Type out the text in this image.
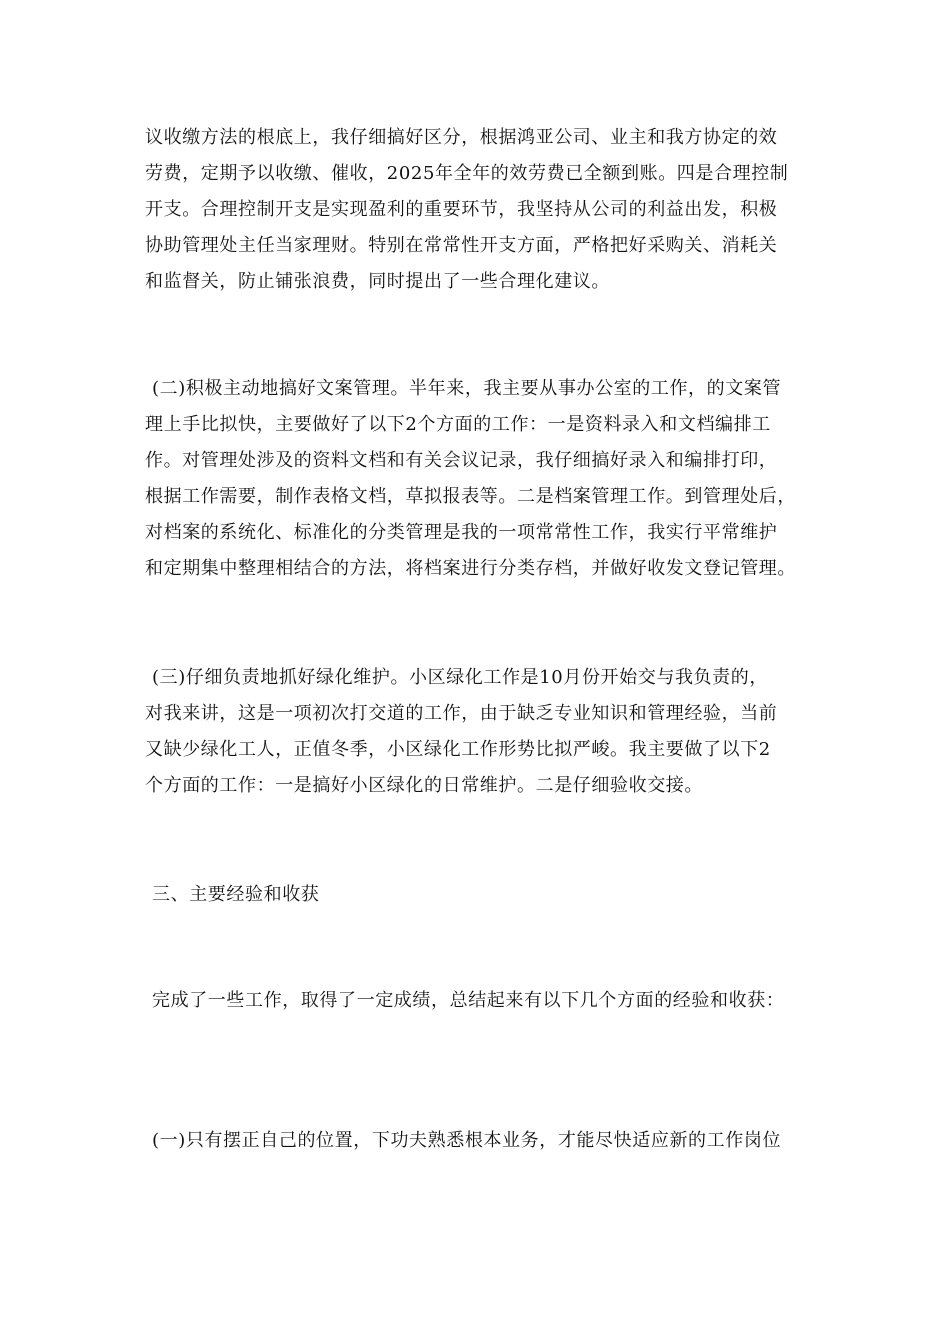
议收缴方法的根底上，我仔细搞好区分，根据鸿亚公司、业主和我方协定的效
劳费，定期予以收缴、催收，2025年全年的效劳费已全额到账。四是合理控制
开支。合理控制开支是实现盈利的重要环节，我坚持从公司的利益出发，积极
协助管理处主任当家理财。特别在常常性开支方面，严格把好采购关、消耗关
和监督关，防止铺张浪费，同时提出了一些合理化建议。
(二)积极主动地搞好文案管理。半年来，我主要从事办公室的工作，的文案管
理上手比拟快，主要做好了以下2个方面的工作：一是资料录入和文档编排工
作。对管理处涉及的资料文档和有关会议记录，我仔细搞好录入和编排打印，
根据工作需要，制作表格文档，草拟报表等。二是档案管理工作。到管理处后，
对档案的系统化、标准化的分类管理是我的一项常常性工作，我实行平常维护
和定期集中整理相结合的方法，将档案进行分类存档，并做好收发文登记管理。
(三)仔细负责地抓好绿化维护。小区绿化工作是10月份开始交与我负责的，
对我来讲，这是一项初次打交道的工作，由于缺乏专业知识和管理经验，当前
又缺少绿化工人，正值冬季，小区绿化工作形势比拟严峻。我主要做了以下2
个方面的工作：一是搞好小区绿化的日常维护。二是仔细验收交接。
三、主要经验和收获
完成了一些工作，取得了一定成绩，总结起来有以下几个方面的经验和收获：
(一)只有摆正自己的位置，下功夫熟悉根本业务，才能尽快适应新的工作岗位
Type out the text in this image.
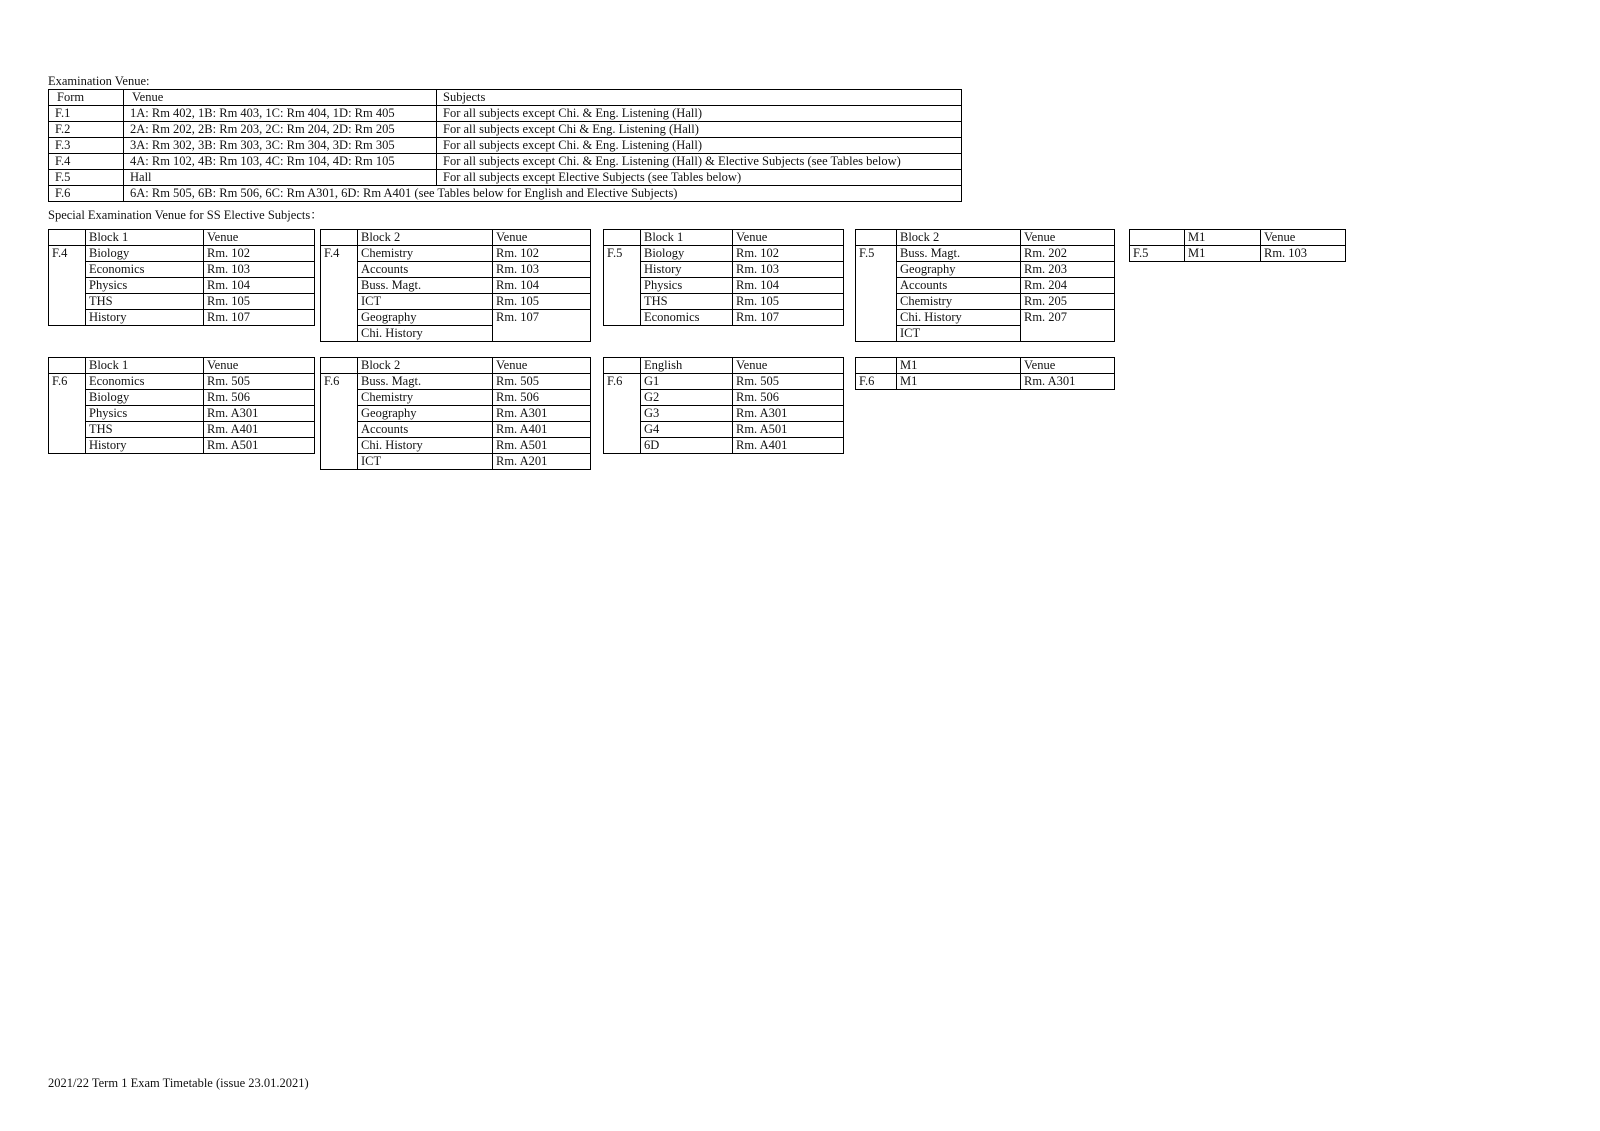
Examination Venue:
Form	Venue	Subjects
F.1	1A: Rm 402, 1B: Rm 403, 1C: Rm 404, 1D: Rm 405	For all subjects except Chi. & Eng. Listening (Hall)
F.2	2A: Rm 202, 2B: Rm 203, 2C: Rm 204, 2D: Rm 205	For all subjects except Chi & Eng. Listening (Hall)
F.3	3A: Rm 302, 3B: Rm 303, 3C: Rm 304, 3D: Rm 305	For all subjects except Chi. & Eng. Listening (Hall)
F.4	4A: Rm 102, 4B: Rm 103, 4C: Rm 104, 4D: Rm 105	For all subjects except Chi. & Eng. Listening (Hall) & Elective Subjects (see Tables below)
F.5	Hall	For all subjects except Elective Subjects (see Tables below)
F.6	6A: Rm 505, 6B: Rm 506, 6C: Rm A301, 6D: Rm A401 (see Tables below for English and Elective Subjects)	
Special Examination Venue for SS Elective Subjects：
	Block 1	Venue
F.4	Biology	Rm. 102
	Economics	Rm. 103
	Physics	Rm. 104
	THS	Rm. 105
	History	Rm. 107
	Block 2	Venue
F.4	Chemistry	Rm. 102
	Accounts	Rm. 103
	Buss. Magt.	Rm. 104
	ICT	Rm. 105
	Geography	Rm. 107
	Chi. History	
	Block 1	Venue
F.5	Biology	Rm. 102
	History	Rm. 103
	Physics	Rm. 104
	THS	Rm. 105
	Economics	Rm. 107
	Block 2	Venue
F.5	Buss. Magt.	Rm. 202
	Geography	Rm. 203
	Accounts	Rm. 204
	Chemistry	Rm. 205
	Chi. History	Rm. 207
	ICT	
	M1	Venue
F.5	M1	Rm. 103
	Block 1	Venue
F.6	Economics	Rm. 505
	Biology	Rm. 506
	Physics	Rm. A301
	THS	Rm. A401
	History	Rm. A501
	Block 2	Venue
F.6	Buss. Magt.	Rm. 505
	Chemistry	Rm. 506
	Geography	Rm. A301
	Accounts	Rm. A401
	Chi. History	Rm. A501
	ICT	Rm. A201
	English	Venue
F.6	G1	Rm. 505
	G2	Rm. 506
	G3	Rm. A301
	G4	Rm. A501
	6D	Rm. A401
	M1	Venue
F.6	M1	Rm. A301
2021/22 Term 1 Exam Timetable (issue 23.01.2021)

The exercise:
Return every line from the records above that holds the word "Tables".

Written answer:
F.4	4A: Rm 102, 4B: Rm 103, 4C: Rm 104, 4D: Rm 105	For all subjects except Chi. & Eng. Listening (Hall) & Elective Subjects (see Tables below)
F.5	Hall	For all subjects except Elective Subjects (see Tables below)
F.6	6A: Rm 505, 6B: Rm 506, 6C: Rm A301, 6D: Rm A401 (see Tables below for English and Elective Subjects)	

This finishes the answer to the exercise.